▶ **THE PROBLEM**
In the records below, count every line containing "quốc". Reply with the number only.

— start MATERIAL TO PROCESS —

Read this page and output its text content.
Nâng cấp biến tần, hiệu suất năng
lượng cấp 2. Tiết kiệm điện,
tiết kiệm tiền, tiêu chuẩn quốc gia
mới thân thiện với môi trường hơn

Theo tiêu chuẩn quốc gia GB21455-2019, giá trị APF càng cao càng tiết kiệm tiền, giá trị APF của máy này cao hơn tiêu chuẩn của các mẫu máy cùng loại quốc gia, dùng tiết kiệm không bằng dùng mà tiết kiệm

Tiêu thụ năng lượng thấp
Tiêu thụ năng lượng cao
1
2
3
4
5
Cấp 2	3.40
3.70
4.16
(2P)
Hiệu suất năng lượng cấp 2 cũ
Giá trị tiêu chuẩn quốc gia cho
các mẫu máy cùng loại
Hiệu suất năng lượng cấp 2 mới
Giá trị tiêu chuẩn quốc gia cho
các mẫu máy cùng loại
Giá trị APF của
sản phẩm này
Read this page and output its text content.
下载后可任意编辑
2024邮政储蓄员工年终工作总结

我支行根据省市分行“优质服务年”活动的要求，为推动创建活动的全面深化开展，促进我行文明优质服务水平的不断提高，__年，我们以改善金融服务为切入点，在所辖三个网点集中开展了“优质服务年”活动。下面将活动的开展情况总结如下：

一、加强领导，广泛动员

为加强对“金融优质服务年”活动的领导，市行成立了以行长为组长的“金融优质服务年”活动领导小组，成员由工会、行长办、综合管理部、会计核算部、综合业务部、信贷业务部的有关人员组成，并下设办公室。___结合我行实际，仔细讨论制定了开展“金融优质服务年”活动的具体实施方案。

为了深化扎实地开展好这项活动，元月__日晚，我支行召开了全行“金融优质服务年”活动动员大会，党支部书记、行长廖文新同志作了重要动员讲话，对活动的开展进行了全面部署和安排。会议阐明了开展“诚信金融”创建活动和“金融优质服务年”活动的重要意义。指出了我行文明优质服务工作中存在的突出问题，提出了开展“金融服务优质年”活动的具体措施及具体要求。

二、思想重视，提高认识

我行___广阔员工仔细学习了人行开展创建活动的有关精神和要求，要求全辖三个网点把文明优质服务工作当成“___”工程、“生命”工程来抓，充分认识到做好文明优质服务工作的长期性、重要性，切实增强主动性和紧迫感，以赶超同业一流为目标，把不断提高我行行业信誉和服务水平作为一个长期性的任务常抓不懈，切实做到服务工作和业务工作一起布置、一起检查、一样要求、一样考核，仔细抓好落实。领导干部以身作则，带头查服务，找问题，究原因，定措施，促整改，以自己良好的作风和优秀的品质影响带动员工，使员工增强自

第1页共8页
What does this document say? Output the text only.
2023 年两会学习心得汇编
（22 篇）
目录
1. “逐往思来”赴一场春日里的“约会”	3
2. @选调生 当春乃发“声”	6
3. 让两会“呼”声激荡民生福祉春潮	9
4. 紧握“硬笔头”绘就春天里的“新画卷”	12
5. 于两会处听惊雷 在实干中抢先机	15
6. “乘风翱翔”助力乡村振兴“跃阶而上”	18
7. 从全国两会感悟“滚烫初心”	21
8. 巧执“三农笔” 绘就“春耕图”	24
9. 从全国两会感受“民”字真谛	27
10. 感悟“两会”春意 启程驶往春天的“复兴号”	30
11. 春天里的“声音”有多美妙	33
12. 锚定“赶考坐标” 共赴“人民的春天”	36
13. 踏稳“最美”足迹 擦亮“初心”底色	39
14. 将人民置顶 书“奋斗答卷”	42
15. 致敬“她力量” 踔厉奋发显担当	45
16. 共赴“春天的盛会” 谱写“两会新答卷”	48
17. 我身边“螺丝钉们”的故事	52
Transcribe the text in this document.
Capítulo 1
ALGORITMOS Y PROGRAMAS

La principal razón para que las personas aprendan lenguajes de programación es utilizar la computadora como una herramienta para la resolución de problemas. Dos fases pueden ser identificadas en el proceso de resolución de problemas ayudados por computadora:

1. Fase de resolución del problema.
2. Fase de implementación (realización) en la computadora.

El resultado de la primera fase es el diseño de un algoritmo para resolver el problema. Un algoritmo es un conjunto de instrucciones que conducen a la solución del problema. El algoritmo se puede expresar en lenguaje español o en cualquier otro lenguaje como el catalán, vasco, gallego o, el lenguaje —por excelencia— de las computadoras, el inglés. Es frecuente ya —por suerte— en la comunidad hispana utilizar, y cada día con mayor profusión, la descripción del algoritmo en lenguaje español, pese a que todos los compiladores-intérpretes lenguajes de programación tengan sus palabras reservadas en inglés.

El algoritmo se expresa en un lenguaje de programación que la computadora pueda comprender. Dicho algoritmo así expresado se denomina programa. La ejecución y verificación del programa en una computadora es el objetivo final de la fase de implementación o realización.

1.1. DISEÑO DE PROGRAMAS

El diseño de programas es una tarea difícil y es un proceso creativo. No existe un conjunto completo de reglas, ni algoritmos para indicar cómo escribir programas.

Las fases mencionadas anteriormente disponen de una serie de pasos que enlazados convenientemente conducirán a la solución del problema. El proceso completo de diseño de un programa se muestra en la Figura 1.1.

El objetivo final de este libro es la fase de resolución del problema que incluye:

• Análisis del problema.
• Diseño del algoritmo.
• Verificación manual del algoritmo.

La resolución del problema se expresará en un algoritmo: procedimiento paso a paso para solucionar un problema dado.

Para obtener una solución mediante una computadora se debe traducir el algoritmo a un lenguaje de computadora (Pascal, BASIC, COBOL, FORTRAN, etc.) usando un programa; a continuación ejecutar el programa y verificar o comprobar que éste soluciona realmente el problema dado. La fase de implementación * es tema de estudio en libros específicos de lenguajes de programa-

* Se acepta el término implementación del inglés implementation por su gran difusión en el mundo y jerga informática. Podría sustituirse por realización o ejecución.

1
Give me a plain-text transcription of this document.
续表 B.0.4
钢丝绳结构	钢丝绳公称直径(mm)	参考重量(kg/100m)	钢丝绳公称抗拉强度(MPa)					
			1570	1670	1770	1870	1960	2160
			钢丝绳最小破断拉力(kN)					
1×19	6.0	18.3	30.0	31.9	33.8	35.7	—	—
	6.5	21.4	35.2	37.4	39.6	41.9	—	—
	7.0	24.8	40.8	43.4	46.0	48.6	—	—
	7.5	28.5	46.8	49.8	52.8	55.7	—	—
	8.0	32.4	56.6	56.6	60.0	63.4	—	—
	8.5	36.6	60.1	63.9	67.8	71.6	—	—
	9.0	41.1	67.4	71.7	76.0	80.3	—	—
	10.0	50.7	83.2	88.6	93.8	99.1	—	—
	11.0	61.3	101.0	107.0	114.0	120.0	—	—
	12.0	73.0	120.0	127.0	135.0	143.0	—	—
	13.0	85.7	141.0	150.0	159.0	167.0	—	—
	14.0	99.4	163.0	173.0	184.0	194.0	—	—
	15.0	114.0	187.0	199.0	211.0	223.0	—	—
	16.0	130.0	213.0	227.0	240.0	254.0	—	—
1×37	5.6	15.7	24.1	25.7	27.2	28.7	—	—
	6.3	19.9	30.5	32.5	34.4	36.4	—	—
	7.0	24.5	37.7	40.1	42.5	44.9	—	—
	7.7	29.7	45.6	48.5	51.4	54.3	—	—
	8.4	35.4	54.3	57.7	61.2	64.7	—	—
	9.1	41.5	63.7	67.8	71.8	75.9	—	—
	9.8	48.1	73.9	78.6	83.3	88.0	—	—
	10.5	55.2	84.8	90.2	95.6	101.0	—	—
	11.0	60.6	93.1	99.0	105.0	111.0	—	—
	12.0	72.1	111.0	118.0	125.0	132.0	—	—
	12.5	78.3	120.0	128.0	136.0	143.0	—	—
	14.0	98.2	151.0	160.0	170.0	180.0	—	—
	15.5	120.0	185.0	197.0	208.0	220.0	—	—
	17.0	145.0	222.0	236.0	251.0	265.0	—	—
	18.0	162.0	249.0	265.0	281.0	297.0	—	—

— end MATERIAL TO PROCESS —

▶ **FINAL RESULT**
4